** DATA SUPPLIED **
begin

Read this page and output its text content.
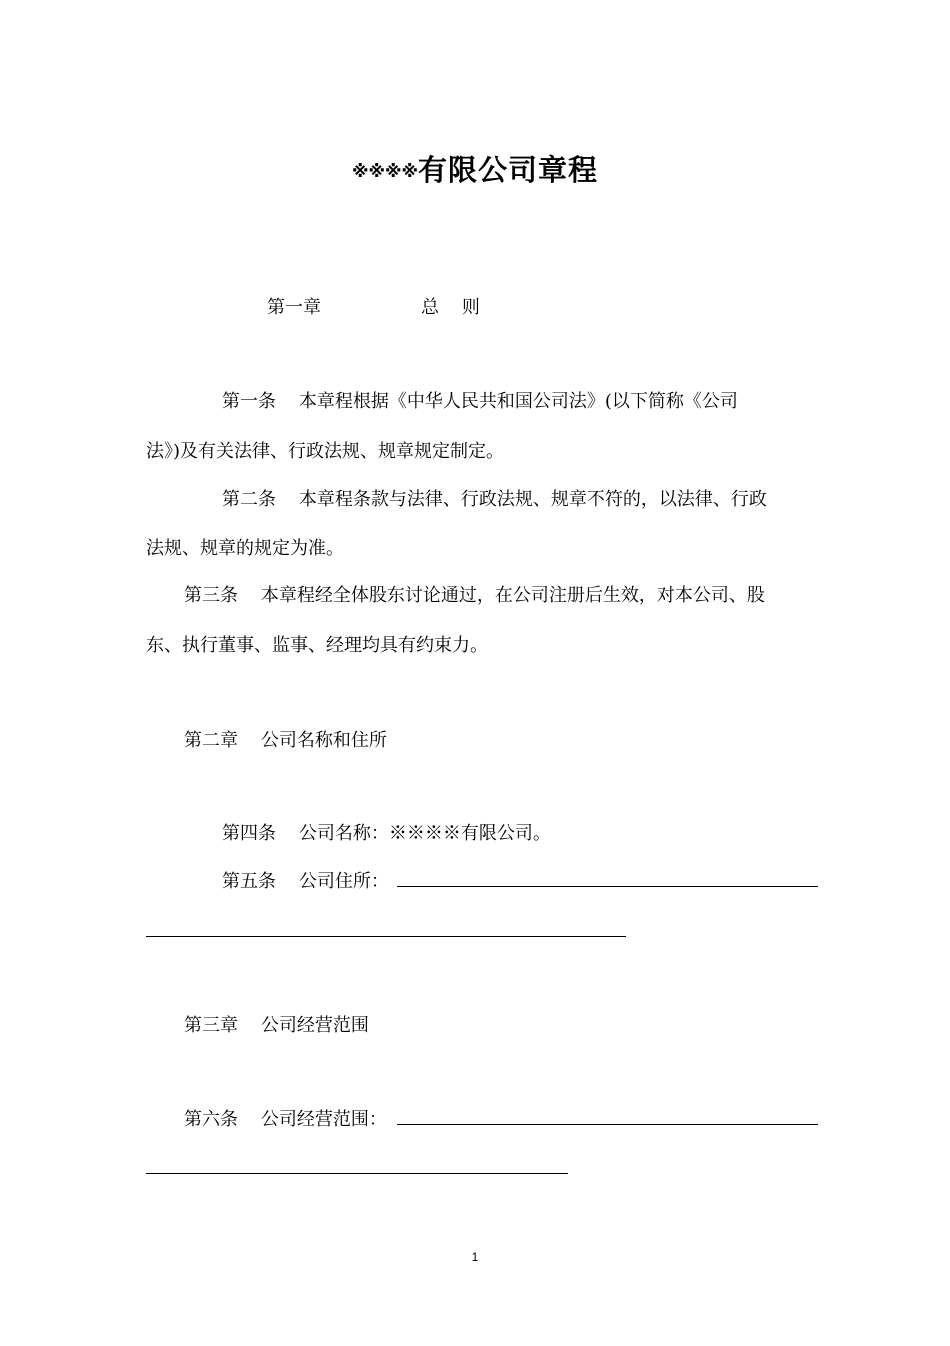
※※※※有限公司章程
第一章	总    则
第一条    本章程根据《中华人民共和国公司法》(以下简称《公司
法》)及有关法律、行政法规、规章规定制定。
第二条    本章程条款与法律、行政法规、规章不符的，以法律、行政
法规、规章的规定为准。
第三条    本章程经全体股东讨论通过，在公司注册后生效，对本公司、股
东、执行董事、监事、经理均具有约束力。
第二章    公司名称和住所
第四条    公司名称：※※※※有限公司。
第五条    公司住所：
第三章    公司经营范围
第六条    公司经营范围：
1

end
begin

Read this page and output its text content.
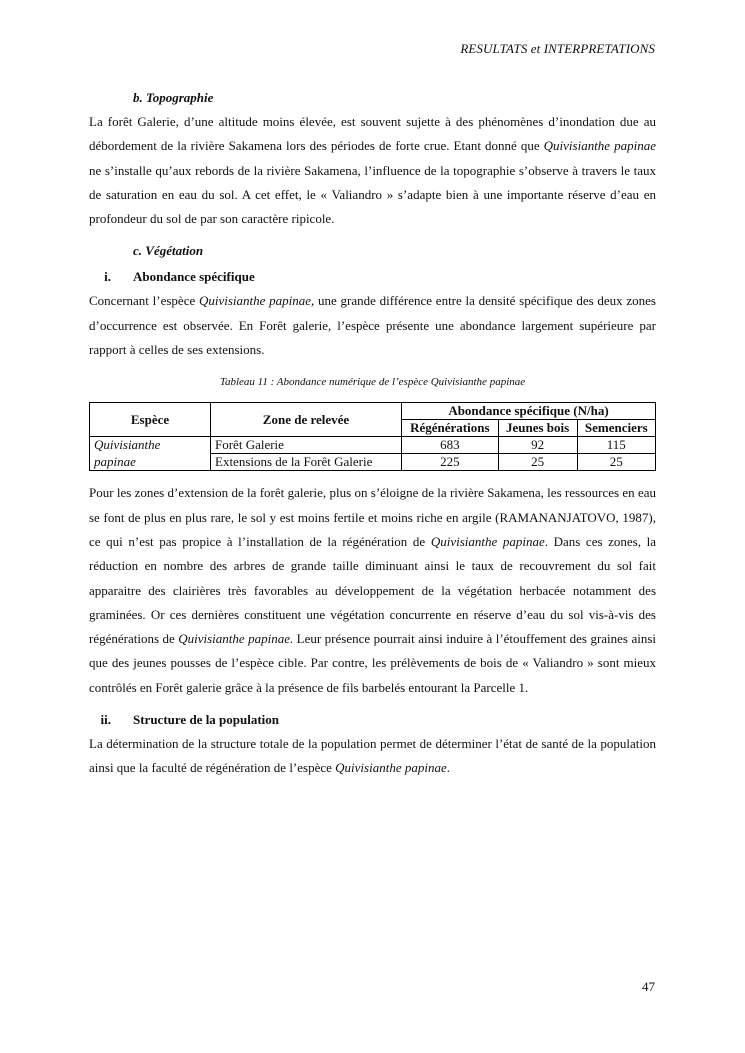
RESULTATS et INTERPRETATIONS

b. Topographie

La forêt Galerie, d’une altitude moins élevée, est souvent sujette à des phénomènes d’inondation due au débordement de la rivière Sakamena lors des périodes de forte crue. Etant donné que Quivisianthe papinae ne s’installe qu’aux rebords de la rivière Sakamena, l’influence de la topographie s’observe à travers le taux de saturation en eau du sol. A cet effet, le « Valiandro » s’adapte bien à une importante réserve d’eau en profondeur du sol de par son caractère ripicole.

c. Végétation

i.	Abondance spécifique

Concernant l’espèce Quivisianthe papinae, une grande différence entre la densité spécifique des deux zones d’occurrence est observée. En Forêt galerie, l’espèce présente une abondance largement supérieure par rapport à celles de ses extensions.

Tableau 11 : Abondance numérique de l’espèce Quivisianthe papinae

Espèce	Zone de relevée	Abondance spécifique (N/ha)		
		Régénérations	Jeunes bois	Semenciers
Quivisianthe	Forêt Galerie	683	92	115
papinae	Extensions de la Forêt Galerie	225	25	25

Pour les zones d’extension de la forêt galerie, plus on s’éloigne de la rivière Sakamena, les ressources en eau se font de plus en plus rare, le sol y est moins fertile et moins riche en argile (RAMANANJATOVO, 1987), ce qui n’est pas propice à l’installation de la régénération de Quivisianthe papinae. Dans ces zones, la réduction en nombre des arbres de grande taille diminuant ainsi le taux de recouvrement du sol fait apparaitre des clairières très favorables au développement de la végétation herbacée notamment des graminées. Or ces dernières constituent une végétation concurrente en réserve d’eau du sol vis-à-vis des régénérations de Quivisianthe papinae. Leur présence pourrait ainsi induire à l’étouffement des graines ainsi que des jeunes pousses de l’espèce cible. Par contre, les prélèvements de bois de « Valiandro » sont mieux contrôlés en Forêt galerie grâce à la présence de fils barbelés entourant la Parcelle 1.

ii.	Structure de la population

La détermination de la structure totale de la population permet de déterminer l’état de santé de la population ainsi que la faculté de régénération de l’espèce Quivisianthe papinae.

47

end

** WHAT IS REQUIRED **
Scan the lines for the string "spécifique". Pick out every line that has it.

** SOLUTION FOR THIS TASK **
i.	Abondance spécifique
Concernant l’espèce Quivisianthe papinae, une grande différence entre la densité spécifique des deux zones d’occurrence est observée. En Forêt galerie, l’espèce présente une abondance largement supérieure par rapport à celles de ses extensions.
Espèce	Zone de relevée	Abondance spécifique (N/ha)		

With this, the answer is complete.